▶ [YOUR OBJECTIVE]: In the records below, find each line with the word "bathrooms" and copy it.

▶ [INFORMATION PROVIDED]:
[START]

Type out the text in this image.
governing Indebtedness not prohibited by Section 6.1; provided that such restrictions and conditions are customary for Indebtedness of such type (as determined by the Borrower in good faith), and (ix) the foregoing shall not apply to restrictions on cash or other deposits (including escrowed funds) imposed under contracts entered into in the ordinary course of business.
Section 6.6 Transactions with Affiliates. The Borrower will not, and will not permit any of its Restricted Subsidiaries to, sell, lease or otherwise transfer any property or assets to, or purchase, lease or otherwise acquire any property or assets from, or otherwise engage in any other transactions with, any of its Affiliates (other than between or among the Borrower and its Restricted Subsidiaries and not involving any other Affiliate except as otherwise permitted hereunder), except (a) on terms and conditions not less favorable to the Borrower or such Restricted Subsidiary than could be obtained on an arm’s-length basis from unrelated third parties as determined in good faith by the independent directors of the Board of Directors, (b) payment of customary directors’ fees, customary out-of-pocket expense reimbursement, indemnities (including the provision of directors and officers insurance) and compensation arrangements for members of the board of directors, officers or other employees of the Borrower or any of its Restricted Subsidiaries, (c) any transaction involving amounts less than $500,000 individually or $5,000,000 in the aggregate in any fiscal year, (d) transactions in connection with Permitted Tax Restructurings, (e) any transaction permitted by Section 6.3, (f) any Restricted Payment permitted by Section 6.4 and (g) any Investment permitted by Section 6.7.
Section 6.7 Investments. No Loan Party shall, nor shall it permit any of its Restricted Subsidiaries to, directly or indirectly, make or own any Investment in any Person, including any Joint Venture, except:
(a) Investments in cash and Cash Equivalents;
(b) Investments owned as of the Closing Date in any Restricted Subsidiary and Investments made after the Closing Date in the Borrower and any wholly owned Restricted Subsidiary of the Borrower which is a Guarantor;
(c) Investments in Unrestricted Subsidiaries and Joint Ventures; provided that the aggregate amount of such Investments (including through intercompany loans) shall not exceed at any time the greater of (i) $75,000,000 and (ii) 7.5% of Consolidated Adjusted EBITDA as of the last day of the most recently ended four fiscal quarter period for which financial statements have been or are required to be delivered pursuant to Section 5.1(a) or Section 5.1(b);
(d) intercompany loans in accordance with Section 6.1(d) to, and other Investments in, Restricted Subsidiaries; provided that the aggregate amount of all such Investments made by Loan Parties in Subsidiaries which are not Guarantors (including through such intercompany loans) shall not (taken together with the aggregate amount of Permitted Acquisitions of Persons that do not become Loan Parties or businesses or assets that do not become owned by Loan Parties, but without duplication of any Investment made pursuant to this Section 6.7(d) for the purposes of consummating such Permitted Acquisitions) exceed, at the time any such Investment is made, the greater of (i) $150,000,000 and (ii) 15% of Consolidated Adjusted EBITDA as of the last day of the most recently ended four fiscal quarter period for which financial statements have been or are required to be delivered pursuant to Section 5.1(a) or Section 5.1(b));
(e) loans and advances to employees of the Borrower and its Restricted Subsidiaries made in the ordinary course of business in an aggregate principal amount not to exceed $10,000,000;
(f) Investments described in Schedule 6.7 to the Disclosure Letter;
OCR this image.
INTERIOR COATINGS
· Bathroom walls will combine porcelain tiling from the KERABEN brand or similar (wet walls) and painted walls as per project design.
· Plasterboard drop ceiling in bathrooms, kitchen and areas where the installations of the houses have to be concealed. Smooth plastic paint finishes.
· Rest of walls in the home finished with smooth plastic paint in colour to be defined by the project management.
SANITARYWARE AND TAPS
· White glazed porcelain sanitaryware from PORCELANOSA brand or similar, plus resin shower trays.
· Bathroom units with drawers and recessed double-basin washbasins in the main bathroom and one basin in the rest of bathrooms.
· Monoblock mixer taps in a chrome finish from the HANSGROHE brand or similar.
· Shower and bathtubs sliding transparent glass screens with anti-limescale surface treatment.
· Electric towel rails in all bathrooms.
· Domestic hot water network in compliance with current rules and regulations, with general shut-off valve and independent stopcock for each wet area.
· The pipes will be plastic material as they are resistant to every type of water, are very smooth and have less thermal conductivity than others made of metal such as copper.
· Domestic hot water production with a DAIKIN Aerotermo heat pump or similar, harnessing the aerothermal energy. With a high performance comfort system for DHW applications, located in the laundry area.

[END]

▶ [RESULT OF THIS EXERCISE]:
· Plasterboard drop ceiling in bathrooms, kitchen and areas where the installations of the houses have to be concealed. Smooth plastic paint finishes.
· Bathroom units with drawers and recessed double-basin washbasins in the main bathroom and one basin in the rest of bathrooms.
· Electric towel rails in all bathrooms.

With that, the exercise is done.